[Description of the task]:
Copy every entry exactly as given, minus the images.

[Records for the task]:
'''
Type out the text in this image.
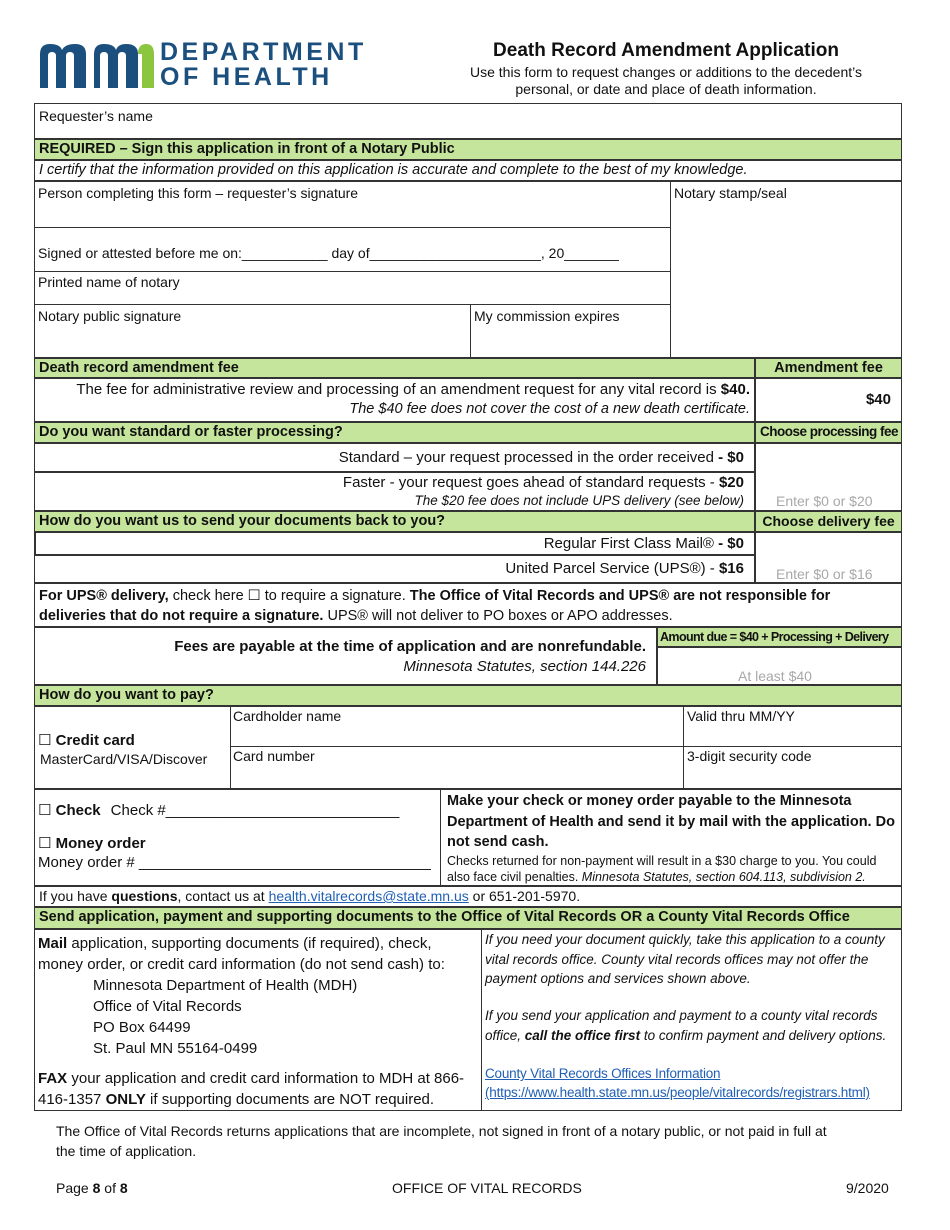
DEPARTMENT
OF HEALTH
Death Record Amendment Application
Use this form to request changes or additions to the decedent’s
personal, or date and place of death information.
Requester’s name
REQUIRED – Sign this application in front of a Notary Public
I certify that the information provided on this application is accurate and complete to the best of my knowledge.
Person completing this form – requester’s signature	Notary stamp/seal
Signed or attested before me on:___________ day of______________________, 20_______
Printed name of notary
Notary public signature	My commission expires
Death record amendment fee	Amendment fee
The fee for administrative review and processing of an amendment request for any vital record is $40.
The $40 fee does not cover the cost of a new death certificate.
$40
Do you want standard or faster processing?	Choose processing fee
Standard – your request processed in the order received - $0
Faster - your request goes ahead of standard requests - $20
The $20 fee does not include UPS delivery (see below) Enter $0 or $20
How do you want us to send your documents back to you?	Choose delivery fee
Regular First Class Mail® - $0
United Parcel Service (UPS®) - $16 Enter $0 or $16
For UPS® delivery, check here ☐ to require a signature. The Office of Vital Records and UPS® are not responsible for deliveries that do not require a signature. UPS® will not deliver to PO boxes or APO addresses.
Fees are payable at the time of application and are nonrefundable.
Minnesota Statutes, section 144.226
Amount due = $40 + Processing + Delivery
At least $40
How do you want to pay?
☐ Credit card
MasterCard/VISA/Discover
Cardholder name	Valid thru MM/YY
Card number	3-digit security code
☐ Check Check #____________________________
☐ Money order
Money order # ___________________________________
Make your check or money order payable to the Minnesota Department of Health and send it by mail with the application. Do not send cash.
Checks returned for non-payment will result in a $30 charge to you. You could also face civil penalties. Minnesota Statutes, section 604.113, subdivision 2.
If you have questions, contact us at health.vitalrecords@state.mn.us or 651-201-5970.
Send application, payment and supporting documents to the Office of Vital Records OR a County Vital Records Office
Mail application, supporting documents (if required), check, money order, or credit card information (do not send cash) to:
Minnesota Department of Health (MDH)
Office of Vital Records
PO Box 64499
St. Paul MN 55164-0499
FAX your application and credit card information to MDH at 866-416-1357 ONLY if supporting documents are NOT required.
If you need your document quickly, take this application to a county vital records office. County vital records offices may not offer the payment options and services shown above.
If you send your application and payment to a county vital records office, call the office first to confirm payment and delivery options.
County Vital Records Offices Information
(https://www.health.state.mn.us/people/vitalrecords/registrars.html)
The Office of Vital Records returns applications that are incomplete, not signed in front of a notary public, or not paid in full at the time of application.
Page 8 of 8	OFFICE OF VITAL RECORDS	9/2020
'''
[Final answer]:
Type out the text in this image.
DEPARTMENT
OF HEALTH
Death Record Amendment Application
Use this form to request changes or additions to the decedent’s
personal, or date and place of death information.
Requester’s name
REQUIRED – Sign this application in front of a Notary Public
I certify that the information provided on this application is accurate and complete to the best of my knowledge.
Person completing this form – requester’s signature	Notary stamp/seal
Signed or attested before me on:___________ day of______________________, 20_______
Printed name of notary
Notary public signature	My commission expires
Death record amendment fee	Amendment fee
The fee for administrative review and processing of an amendment request for any vital record is $40.
The $40 fee does not cover the cost of a new death certificate.
$40
Do you want standard or faster processing?	Choose processing fee
Standard – your request processed in the order received - $0
Faster - your request goes ahead of standard requests - $20
The $20 fee does not include UPS delivery (see below) Enter $0 or $20
How do you want us to send your documents back to you?	Choose delivery fee
Regular First Class Mail® - $0
United Parcel Service (UPS®) - $16 Enter $0 or $16
For UPS® delivery, check here ☐ to require a signature. The Office of Vital Records and UPS® are not responsible for deliveries that do not require a signature. UPS® will not deliver to PO boxes or APO addresses.
Fees are payable at the time of application and are nonrefundable.
Minnesota Statutes, section 144.226
Amount due = $40 + Processing + Delivery
At least $40
How do you want to pay?
☐ Credit card
MasterCard/VISA/Discover
Cardholder name	Valid thru MM/YY
Card number	3-digit security code
☐ Check Check #____________________________
☐ Money order
Money order # ___________________________________
Make your check or money order payable to the Minnesota Department of Health and send it by mail with the application. Do not send cash.
Checks returned for non-payment will result in a $30 charge to you. You could also face civil penalties. Minnesota Statutes, section 604.113, subdivision 2.
If you have questions, contact us at health.vitalrecords@state.mn.us or 651-201-5970.
Send application, payment and supporting documents to the Office of Vital Records OR a County Vital Records Office
Mail application, supporting documents (if required), check, money order, or credit card information (do not send cash) to:
Minnesota Department of Health (MDH)
Office of Vital Records
PO Box 64499
St. Paul MN 55164-0499
FAX your application and credit card information to MDH at 866-416-1357 ONLY if supporting documents are NOT required.
If you need your document quickly, take this application to a county vital records office. County vital records offices may not offer the payment options and services shown above.
If you send your application and payment to a county vital records office, call the office first to confirm payment and delivery options.
County Vital Records Offices Information
(https://www.health.state.mn.us/people/vitalrecords/registrars.html)
The Office of Vital Records returns applications that are incomplete, not signed in front of a notary public, or not paid in full at the time of application.
Page 8 of 8	OFFICE OF VITAL RECORDS	9/2020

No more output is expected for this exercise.